Task input –
==============================

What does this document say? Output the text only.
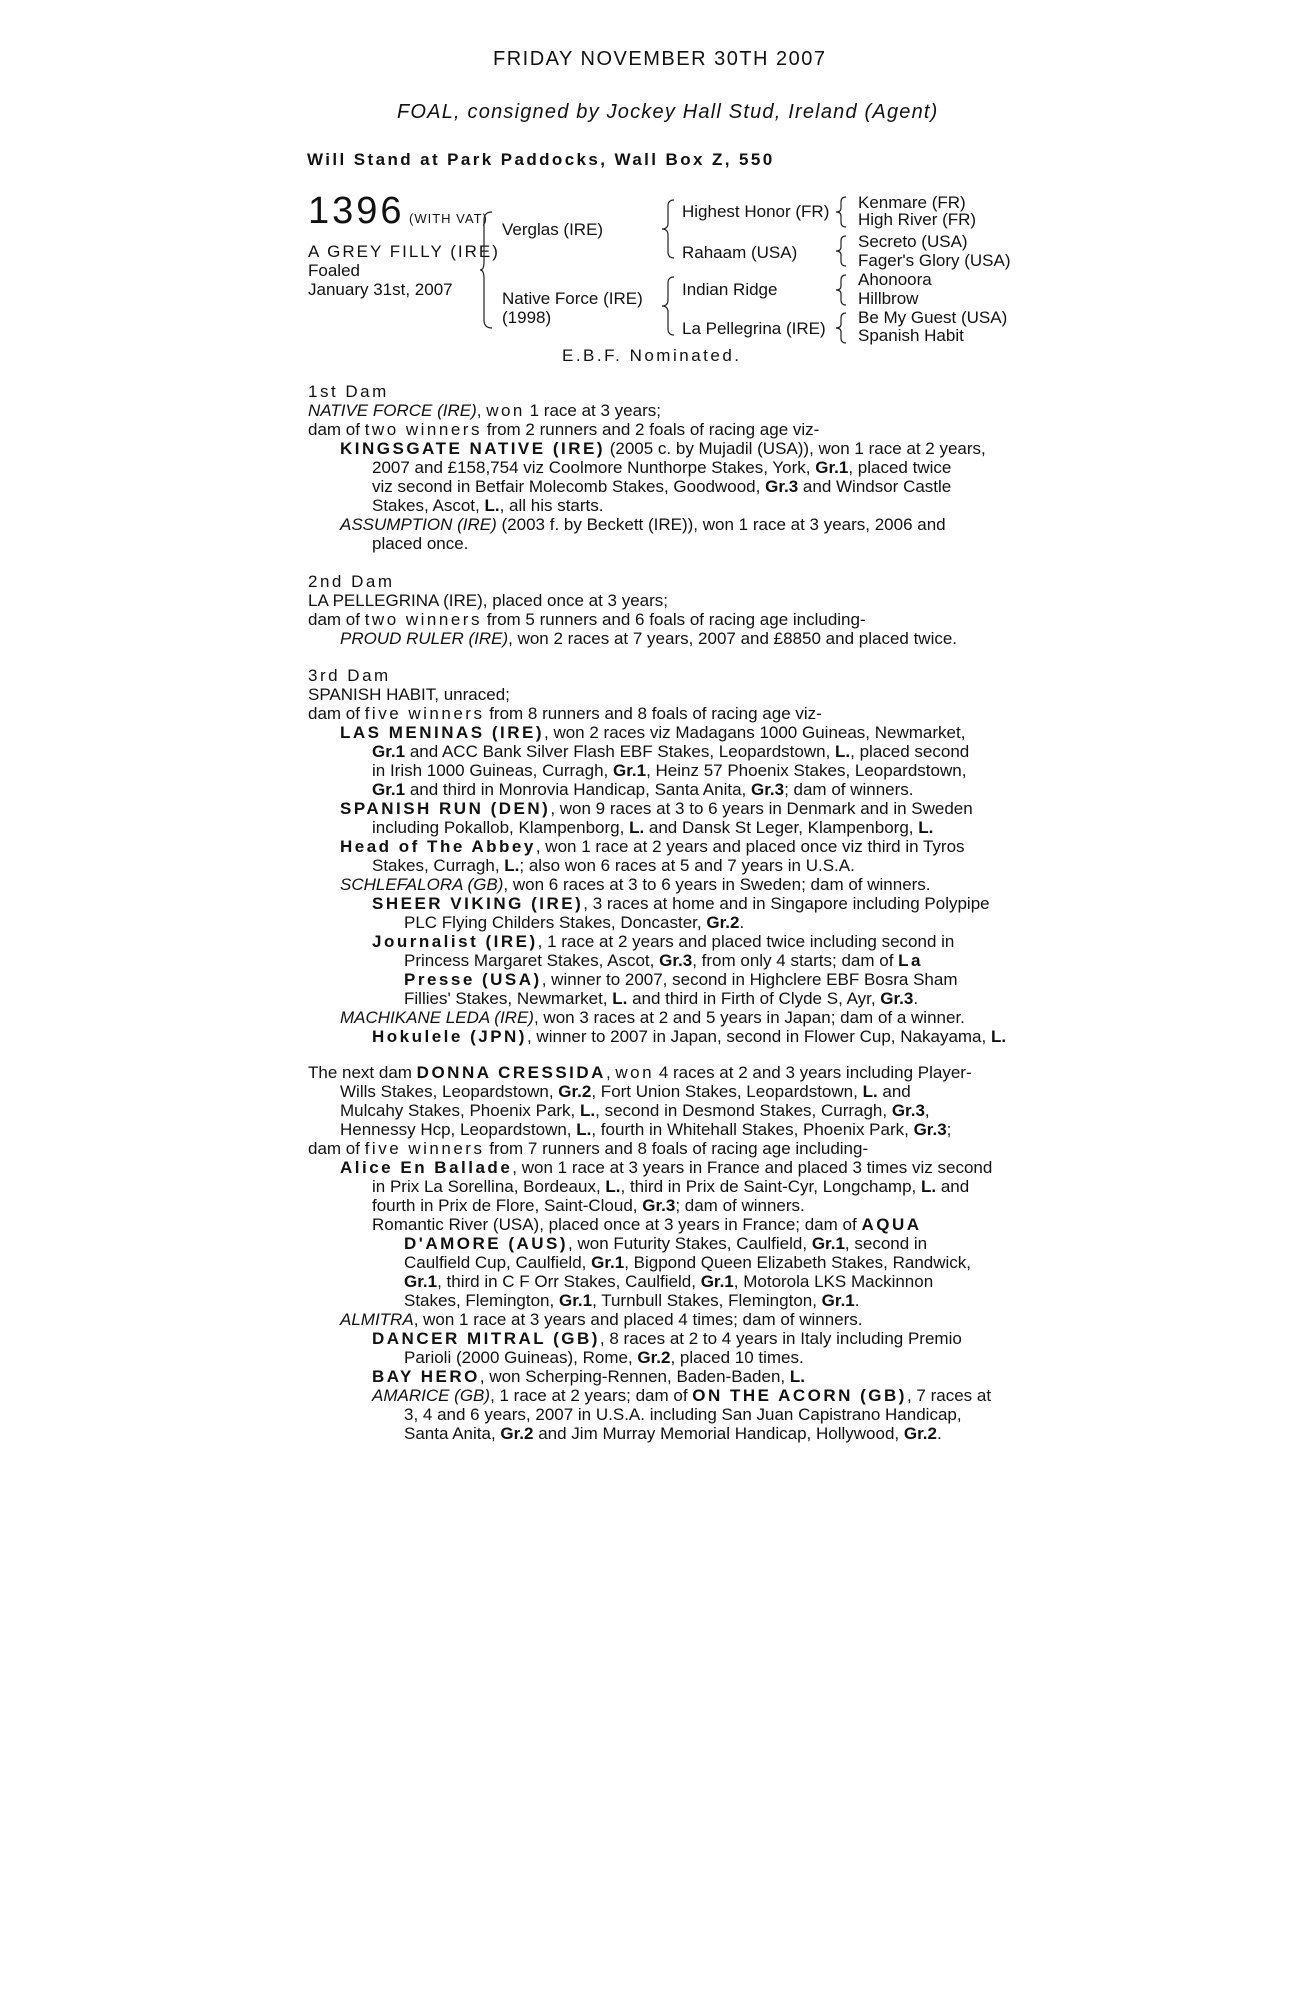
FRIDAY NOVEMBER 30TH 2007
FOAL, consigned by Jockey Hall Stud, Ireland (Agent)
Will Stand at Park Paddocks, Wall Box Z, 550
1396 (WITH VAT)
A GREY FILLY (IRE)
Foaled
January 31st, 2007
Verglas (IRE)
Native Force (IRE)
(1998)
Highest Honor (FR)
Rahaam (USA)
Indian Ridge
La Pellegrina (IRE)
Kenmare (FR)
High River (FR)
Secreto (USA)
Fager's Glory (USA)
Ahonoora
Hillbrow
Be My Guest (USA)
Spanish Habit
E.B.F. Nominated.
1st Dam
NATIVE FORCE (IRE), won 1 race at 3 years;
dam of two winners from 2 runners and 2 foals of racing age viz-
KINGSGATE NATIVE (IRE) (2005 c. by Mujadil (USA)), won 1 race at 2 years,
2007 and £158,754 viz Coolmore Nunthorpe Stakes, York, Gr.1, placed twice
viz second in Betfair Molecomb Stakes, Goodwood, Gr.3 and Windsor Castle
Stakes, Ascot, L., all his starts.
ASSUMPTION (IRE) (2003 f. by Beckett (IRE)), won 1 race at 3 years, 2006 and
placed once.
2nd Dam
LA PELLEGRINA (IRE), placed once at 3 years;
dam of two winners from 5 runners and 6 foals of racing age including-
PROUD RULER (IRE), won 2 races at 7 years, 2007 and £8850 and placed twice.
3rd Dam
SPANISH HABIT, unraced;
dam of five winners from 8 runners and 8 foals of racing age viz-
LAS MENINAS (IRE), won 2 races viz Madagans 1000 Guineas, Newmarket,
Gr.1 and ACC Bank Silver Flash EBF Stakes, Leopardstown, L., placed second
in Irish 1000 Guineas, Curragh, Gr.1, Heinz 57 Phoenix Stakes, Leopardstown,
Gr.1 and third in Monrovia Handicap, Santa Anita, Gr.3; dam of winners.
SPANISH RUN (DEN), won 9 races at 3 to 6 years in Denmark and in Sweden
including Pokallob, Klampenborg, L. and Dansk St Leger, Klampenborg, L.
Head of The Abbey, won 1 race at 2 years and placed once viz third in Tyros
Stakes, Curragh, L.; also won 6 races at 5 and 7 years in U.S.A.
SCHLEFALORA (GB), won 6 races at 3 to 6 years in Sweden; dam of winners.
SHEER VIKING (IRE), 3 races at home and in Singapore including Polypipe
PLC Flying Childers Stakes, Doncaster, Gr.2.
Journalist (IRE), 1 race at 2 years and placed twice including second in
Princess Margaret Stakes, Ascot, Gr.3, from only 4 starts; dam of La
Presse (USA), winner to 2007, second in Highclere EBF Bosra Sham
Fillies' Stakes, Newmarket, L. and third in Firth of Clyde S, Ayr, Gr.3.
MACHIKANE LEDA (IRE), won 3 races at 2 and 5 years in Japan; dam of a winner.
Hokulele (JPN), winner to 2007 in Japan, second in Flower Cup, Nakayama, L.
The next dam DONNA CRESSIDA, won 4 races at 2 and 3 years including Player-
Wills Stakes, Leopardstown, Gr.2, Fort Union Stakes, Leopardstown, L. and
Mulcahy Stakes, Phoenix Park, L., second in Desmond Stakes, Curragh, Gr.3,
Hennessy Hcp, Leopardstown, L., fourth in Whitehall Stakes, Phoenix Park, Gr.3;
dam of five winners from 7 runners and 8 foals of racing age including-
Alice En Ballade, won 1 race at 3 years in France and placed 3 times viz second
in Prix La Sorellina, Bordeaux, L., third in Prix de Saint-Cyr, Longchamp, L. and
fourth in Prix de Flore, Saint-Cloud, Gr.3; dam of winners.
Romantic River (USA), placed once at 3 years in France; dam of AQUA
D'AMORE (AUS), won Futurity Stakes, Caulfield, Gr.1, second in
Caulfield Cup, Caulfield, Gr.1, Bigpond Queen Elizabeth Stakes, Randwick,
Gr.1, third in C F Orr Stakes, Caulfield, Gr.1, Motorola LKS Mackinnon
Stakes, Flemington, Gr.1, Turnbull Stakes, Flemington, Gr.1.
ALMITRA, won 1 race at 3 years and placed 4 times; dam of winners.
DANCER MITRAL (GB), 8 races at 2 to 4 years in Italy including Premio
Parioli (2000 Guineas), Rome, Gr.2, placed 10 times.
BAY HERO, won Scherping-Rennen, Baden-Baden, L.
AMARICE (GB), 1 race at 2 years; dam of ON THE ACORN (GB), 7 races at
3, 4 and 6 years, 2007 in U.S.A. including San Juan Capistrano Handicap,
Santa Anita, Gr.2 and Jim Murray Memorial Handicap, Hollywood, Gr.2.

==============================

Task statement –
Look through the listing above and count the lines where the string "Santa" appears. Report the number only.

Task result –
2